<<<<

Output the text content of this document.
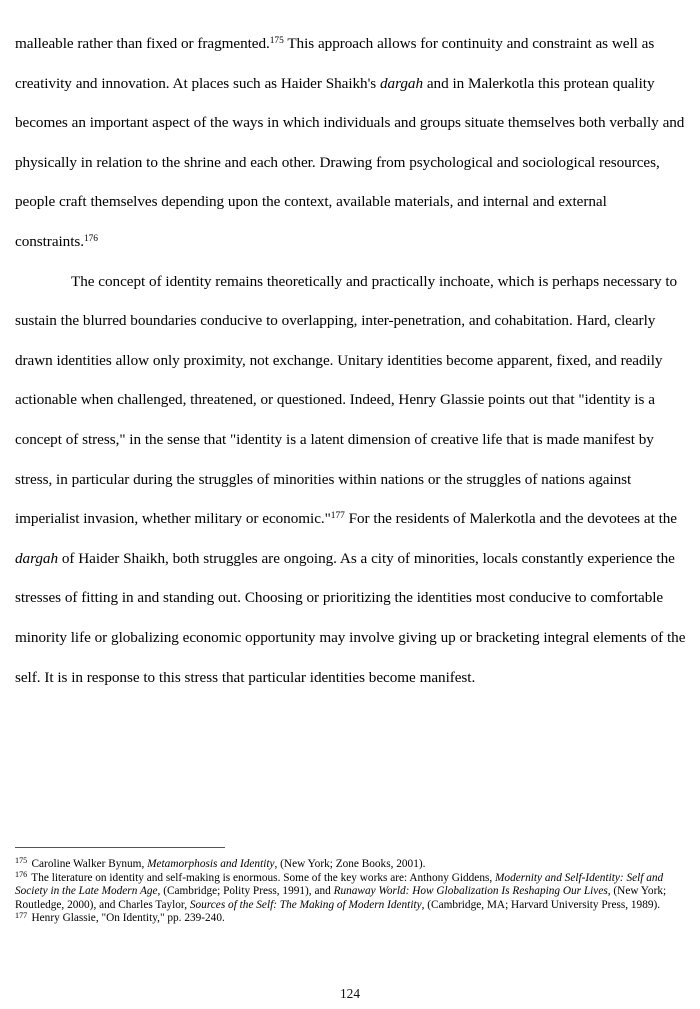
malleable rather than fixed or fragmented.$^{175}$ This approach allows for continuity and constraint as well as creativity and innovation. At places such as Haider Shaikh's dargah and in Malerkotla this protean quality becomes an important aspect of the ways in which individuals and groups situate themselves both verbally and physically in relation to the shrine and each other. Drawing from psychological and sociological resources, people craft themselves depending upon the context, available materials, and internal and external constraints.$^{176}$

The concept of identity remains theoretically and practically inchoate, which is perhaps necessary to sustain the blurred boundaries conducive to overlapping, inter-penetration, and cohabitation. Hard, clearly drawn identities allow only proximity, not exchange. Unitary identities become apparent, fixed, and readily actionable when challenged, threatened, or questioned. Indeed, Henry Glassie points out that "identity is a concept of stress," in the sense that "identity is a latent dimension of creative life that is made manifest by stress, in particular during the struggles of minorities within nations or the struggles of nations against imperialist invasion, whether military or economic."$^{177}$ For the residents of Malerkotla and the devotees at the dargah of Haider Shaikh, both struggles are ongoing. As a city of minorities, locals constantly experience the stresses of fitting in and standing out. Choosing or prioritizing the identities most conducive to comfortable minority life or globalizing economic opportunity may involve giving up or bracketing integral elements of the self. It is in response to this stress that particular identities become manifest.

$^{175}$ Caroline Walker Bynum, Metamorphosis and Identity, (New York; Zone Books, 2001).

$^{176}$ The literature on identity and self-making is enormous. Some of the key works are: Anthony Giddens, Modernity and Self-Identity: Self and Society in the Late Modern Age, (Cambridge; Polity Press, 1991), and Runaway World: How Globalization Is Reshaping Our Lives, (New York; Routledge, 2000), and Charles Taylor, Sources of the Self: The Making of Modern Identity, (Cambridge, MA; Harvard University Press, 1989).

$^{177}$ Henry Glassie, "On Identity," pp. 239-240.

124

>>>>

WHAT TO DO
Quote every record above exactly, omitting any pictures they contain.

EXERCISE SOLUTION
Output the text content of this document.
malleable rather than fixed or fragmented.$^{175}$ This approach allows for continuity and constraint as well as creativity and innovation. At places such as Haider Shaikh's dargah and in Malerkotla this protean quality becomes an important aspect of the ways in which individuals and groups situate themselves both verbally and physically in relation to the shrine and each other. Drawing from psychological and sociological resources, people craft themselves depending upon the context, available materials, and internal and external constraints.$^{176}$

The concept of identity remains theoretically and practically inchoate, which is perhaps necessary to sustain the blurred boundaries conducive to overlapping, inter-penetration, and cohabitation. Hard, clearly drawn identities allow only proximity, not exchange. Unitary identities become apparent, fixed, and readily actionable when challenged, threatened, or questioned. Indeed, Henry Glassie points out that "identity is a concept of stress," in the sense that "identity is a latent dimension of creative life that is made manifest by stress, in particular during the struggles of minorities within nations or the struggles of nations against imperialist invasion, whether military or economic."$^{177}$ For the residents of Malerkotla and the devotees at the dargah of Haider Shaikh, both struggles are ongoing. As a city of minorities, locals constantly experience the stresses of fitting in and standing out. Choosing or prioritizing the identities most conducive to comfortable minority life or globalizing economic opportunity may involve giving up or bracketing integral elements of the self. It is in response to this stress that particular identities become manifest.

$^{175}$ Caroline Walker Bynum, Metamorphosis and Identity, (New York; Zone Books, 2001).

$^{176}$ The literature on identity and self-making is enormous. Some of the key works are: Anthony Giddens, Modernity and Self-Identity: Self and Society in the Late Modern Age, (Cambridge; Polity Press, 1991), and Runaway World: How Globalization Is Reshaping Our Lives, (New York; Routledge, 2000), and Charles Taylor, Sources of the Self: The Making of Modern Identity, (Cambridge, MA; Harvard University Press, 1989).

$^{177}$ Henry Glassie, "On Identity," pp. 239-240.

124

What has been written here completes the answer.